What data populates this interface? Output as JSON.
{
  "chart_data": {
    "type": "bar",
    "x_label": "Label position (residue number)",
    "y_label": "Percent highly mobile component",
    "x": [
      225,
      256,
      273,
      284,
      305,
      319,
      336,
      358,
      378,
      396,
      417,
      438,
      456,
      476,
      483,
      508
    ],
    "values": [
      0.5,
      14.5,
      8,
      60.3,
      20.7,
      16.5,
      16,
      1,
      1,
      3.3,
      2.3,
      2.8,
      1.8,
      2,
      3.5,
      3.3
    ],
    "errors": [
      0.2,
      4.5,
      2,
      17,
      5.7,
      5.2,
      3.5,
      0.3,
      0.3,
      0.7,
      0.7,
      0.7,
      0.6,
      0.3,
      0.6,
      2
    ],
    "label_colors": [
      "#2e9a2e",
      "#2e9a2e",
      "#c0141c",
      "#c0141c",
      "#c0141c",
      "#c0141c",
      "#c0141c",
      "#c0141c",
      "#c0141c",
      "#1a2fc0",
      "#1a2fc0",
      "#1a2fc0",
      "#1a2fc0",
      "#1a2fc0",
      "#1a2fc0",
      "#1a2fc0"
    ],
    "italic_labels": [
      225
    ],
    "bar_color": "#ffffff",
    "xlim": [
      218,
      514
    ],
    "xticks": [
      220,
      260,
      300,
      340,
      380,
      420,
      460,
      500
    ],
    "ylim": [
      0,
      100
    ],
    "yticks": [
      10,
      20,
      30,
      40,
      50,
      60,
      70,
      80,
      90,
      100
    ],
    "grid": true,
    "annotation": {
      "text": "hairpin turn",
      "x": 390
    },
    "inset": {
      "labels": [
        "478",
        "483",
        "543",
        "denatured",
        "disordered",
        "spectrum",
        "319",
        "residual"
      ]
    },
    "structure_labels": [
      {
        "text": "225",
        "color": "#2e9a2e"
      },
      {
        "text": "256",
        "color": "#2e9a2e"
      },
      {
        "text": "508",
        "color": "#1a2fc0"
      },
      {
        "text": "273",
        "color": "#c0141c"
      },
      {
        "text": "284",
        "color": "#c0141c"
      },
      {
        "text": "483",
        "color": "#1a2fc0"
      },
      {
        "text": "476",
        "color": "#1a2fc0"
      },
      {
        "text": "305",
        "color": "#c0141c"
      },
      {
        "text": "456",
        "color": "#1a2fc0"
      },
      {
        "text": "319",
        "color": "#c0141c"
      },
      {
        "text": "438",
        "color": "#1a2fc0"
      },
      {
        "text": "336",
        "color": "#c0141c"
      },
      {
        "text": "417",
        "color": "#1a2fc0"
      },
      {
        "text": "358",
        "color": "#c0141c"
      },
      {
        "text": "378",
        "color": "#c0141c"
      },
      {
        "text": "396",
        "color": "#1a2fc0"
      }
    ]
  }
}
● ● ●
__Requirements__:
Transcribe the material exactly as it reads.

__Written solution__:
What data populates this interface? Output as JSON.
{
  "chart_data": {
    "type": "bar",
    "x_label": "Label position (residue number)",
    "y_label": "Percent highly mobile component",
    "x": [
      225,
      256,
      273,
      284,
      305,
      319,
      336,
      358,
      378,
      396,
      417,
      438,
      456,
      476,
      483,
      508
    ],
    "values": [
      0.5,
      14.5,
      8,
      60.3,
      20.7,
      16.5,
      16,
      1,
      1,
      3.3,
      2.3,
      2.8,
      1.8,
      2,
      3.5,
      3.3
    ],
    "errors": [
      0.2,
      4.5,
      2,
      17,
      5.7,
      5.2,
      3.5,
      0.3,
      0.3,
      0.7,
      0.7,
      0.7,
      0.6,
      0.3,
      0.6,
      2
    ],
    "label_colors": [
      "#2e9a2e",
      "#2e9a2e",
      "#c0141c",
      "#c0141c",
      "#c0141c",
      "#c0141c",
      "#c0141c",
      "#c0141c",
      "#c0141c",
      "#1a2fc0",
      "#1a2fc0",
      "#1a2fc0",
      "#1a2fc0",
      "#1a2fc0",
      "#1a2fc0",
      "#1a2fc0"
    ],
    "italic_labels": [
      225
    ],
    "bar_color": "#ffffff",
    "xlim": [
      218,
      514
    ],
    "xticks": [
      220,
      260,
      300,
      340,
      380,
      420,
      460,
      500
    ],
    "ylim": [
      0,
      100
    ],
    "yticks": [
      10,
      20,
      30,
      40,
      50,
      60,
      70,
      80,
      90,
      100
    ],
    "grid": true,
    "annotation": {
      "text": "hairpin turn",
      "x": 390
    },
    "inset": {
      "labels": [
        "478",
        "483",
        "543",
        "denatured",
        "disordered",
        "spectrum",
        "319",
        "residual"
      ]
    },
    "structure_labels": [
      {
        "text": "225",
        "color": "#2e9a2e"
      },
      {
        "text": "256",
        "color": "#2e9a2e"
      },
      {
        "text": "508",
        "color": "#1a2fc0"
      },
      {
        "text": "273",
        "color": "#c0141c"
      },
      {
        "text": "284",
        "color": "#c0141c"
      },
      {
        "text": "483",
        "color": "#1a2fc0"
      },
      {
        "text": "476",
        "color": "#1a2fc0"
      },
      {
        "text": "305",
        "color": "#c0141c"
      },
      {
        "text": "456",
        "color": "#1a2fc0"
      },
      {
        "text": "319",
        "color": "#c0141c"
      },
      {
        "text": "438",
        "color": "#1a2fc0"
      },
      {
        "text": "336",
        "color": "#c0141c"
      },
      {
        "text": "417",
        "color": "#1a2fc0"
      },
      {
        "text": "358",
        "color": "#c0141c"
      },
      {
        "text": "378",
        "color": "#c0141c"
      },
      {
        "text": "396",
        "color": "#1a2fc0"
      }
    ]
  }
}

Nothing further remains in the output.